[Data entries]
=-=-=
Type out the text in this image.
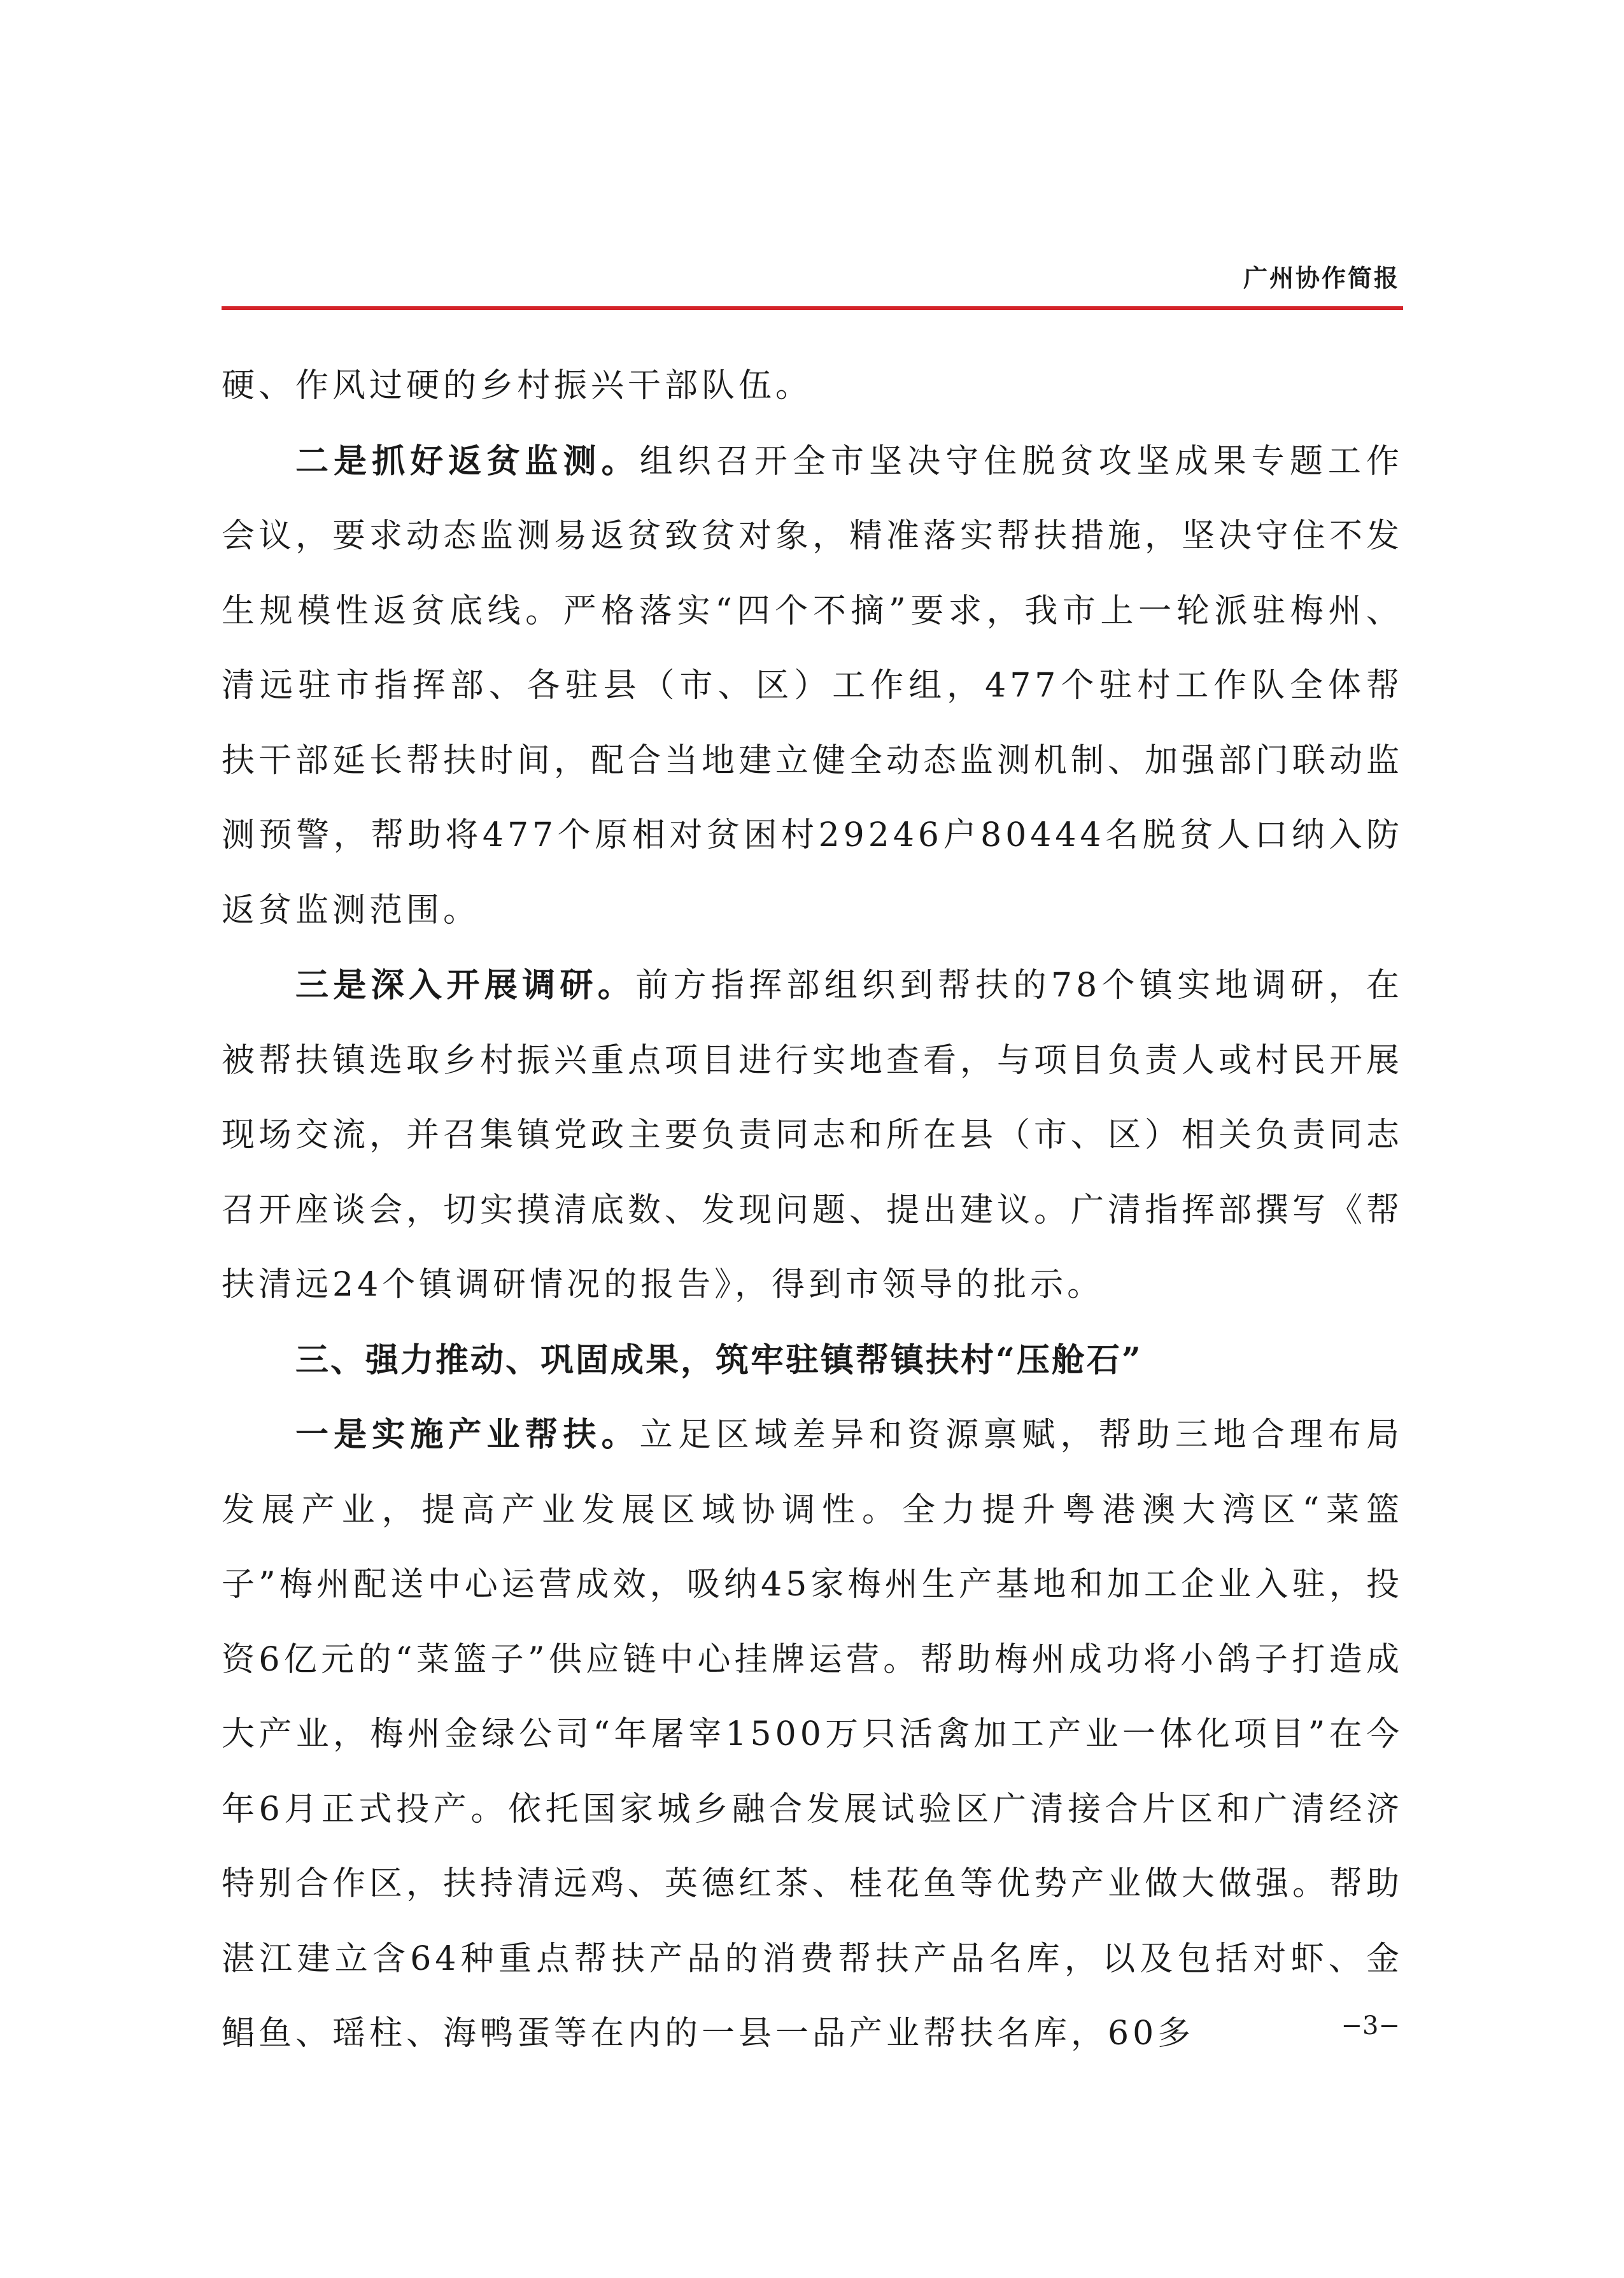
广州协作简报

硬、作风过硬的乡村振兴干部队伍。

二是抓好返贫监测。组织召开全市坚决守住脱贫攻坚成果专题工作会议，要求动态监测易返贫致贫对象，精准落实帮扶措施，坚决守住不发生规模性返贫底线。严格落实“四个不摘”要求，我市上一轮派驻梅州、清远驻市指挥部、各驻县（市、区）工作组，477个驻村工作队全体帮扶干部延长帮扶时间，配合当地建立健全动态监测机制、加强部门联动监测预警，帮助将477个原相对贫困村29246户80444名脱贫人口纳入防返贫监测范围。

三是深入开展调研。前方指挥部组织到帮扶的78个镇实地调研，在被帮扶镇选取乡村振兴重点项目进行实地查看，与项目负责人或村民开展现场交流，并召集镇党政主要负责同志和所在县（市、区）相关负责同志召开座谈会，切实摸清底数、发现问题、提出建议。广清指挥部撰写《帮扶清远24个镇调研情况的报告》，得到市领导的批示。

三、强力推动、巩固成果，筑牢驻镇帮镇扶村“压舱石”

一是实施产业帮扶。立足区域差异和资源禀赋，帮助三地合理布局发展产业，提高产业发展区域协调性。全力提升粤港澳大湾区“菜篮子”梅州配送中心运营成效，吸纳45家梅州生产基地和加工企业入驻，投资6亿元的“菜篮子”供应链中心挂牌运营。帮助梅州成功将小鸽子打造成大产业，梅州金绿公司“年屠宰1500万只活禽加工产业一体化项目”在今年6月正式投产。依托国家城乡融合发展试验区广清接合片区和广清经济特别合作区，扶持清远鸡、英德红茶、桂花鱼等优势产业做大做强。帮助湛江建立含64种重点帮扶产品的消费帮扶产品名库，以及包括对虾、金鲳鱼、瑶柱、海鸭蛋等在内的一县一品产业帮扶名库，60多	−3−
=-=-=
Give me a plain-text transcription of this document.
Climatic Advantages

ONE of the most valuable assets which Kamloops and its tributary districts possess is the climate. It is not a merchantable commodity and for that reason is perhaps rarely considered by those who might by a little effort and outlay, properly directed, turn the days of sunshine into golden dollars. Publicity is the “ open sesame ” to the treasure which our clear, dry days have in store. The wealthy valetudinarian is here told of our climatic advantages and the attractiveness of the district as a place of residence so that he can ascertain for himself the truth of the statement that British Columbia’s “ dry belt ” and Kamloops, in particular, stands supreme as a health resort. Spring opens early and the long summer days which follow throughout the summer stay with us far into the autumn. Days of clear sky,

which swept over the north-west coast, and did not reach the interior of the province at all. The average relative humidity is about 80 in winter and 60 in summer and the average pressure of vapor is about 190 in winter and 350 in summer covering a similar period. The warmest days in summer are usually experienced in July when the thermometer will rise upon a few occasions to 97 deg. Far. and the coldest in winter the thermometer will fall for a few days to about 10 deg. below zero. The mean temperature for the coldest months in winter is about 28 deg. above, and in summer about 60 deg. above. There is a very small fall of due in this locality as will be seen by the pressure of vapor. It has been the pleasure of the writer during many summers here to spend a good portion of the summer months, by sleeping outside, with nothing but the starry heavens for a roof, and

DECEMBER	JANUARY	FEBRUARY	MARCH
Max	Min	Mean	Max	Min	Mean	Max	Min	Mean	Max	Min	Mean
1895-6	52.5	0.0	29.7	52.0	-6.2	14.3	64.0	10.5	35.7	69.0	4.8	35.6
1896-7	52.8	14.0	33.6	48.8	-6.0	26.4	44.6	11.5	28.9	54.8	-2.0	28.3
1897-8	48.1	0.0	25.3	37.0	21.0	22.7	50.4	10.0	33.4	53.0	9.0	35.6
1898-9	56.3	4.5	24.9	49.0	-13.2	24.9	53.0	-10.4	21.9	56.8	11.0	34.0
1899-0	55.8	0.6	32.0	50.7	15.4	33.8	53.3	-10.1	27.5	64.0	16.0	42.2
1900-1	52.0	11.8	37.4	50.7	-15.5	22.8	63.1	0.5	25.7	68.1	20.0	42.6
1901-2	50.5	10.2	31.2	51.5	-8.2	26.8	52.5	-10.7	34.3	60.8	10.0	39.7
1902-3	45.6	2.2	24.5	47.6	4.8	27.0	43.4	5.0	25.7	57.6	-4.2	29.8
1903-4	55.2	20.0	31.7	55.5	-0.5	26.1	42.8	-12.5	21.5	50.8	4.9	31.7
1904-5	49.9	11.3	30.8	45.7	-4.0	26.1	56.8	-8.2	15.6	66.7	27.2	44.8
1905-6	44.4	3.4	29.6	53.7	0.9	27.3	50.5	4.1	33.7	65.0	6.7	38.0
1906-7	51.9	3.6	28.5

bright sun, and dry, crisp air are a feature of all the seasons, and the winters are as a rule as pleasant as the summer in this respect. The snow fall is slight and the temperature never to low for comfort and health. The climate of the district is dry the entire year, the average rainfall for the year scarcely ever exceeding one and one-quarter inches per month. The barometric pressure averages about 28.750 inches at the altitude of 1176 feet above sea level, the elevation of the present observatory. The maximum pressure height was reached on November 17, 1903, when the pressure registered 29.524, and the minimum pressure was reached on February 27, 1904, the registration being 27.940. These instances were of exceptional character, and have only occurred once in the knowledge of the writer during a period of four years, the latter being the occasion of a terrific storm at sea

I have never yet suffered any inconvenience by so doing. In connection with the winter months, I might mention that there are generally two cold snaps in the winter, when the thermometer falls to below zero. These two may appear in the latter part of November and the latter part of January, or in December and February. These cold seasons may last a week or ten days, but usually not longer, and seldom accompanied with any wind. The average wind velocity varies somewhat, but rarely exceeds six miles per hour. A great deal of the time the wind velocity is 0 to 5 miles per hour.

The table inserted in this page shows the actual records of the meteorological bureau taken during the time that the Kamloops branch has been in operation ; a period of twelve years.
=-=-=
What is required
Take each line of the material that contains the word "text" and list it.

In response
Type out the text in this image.
Give me a plain-text transcription of this document.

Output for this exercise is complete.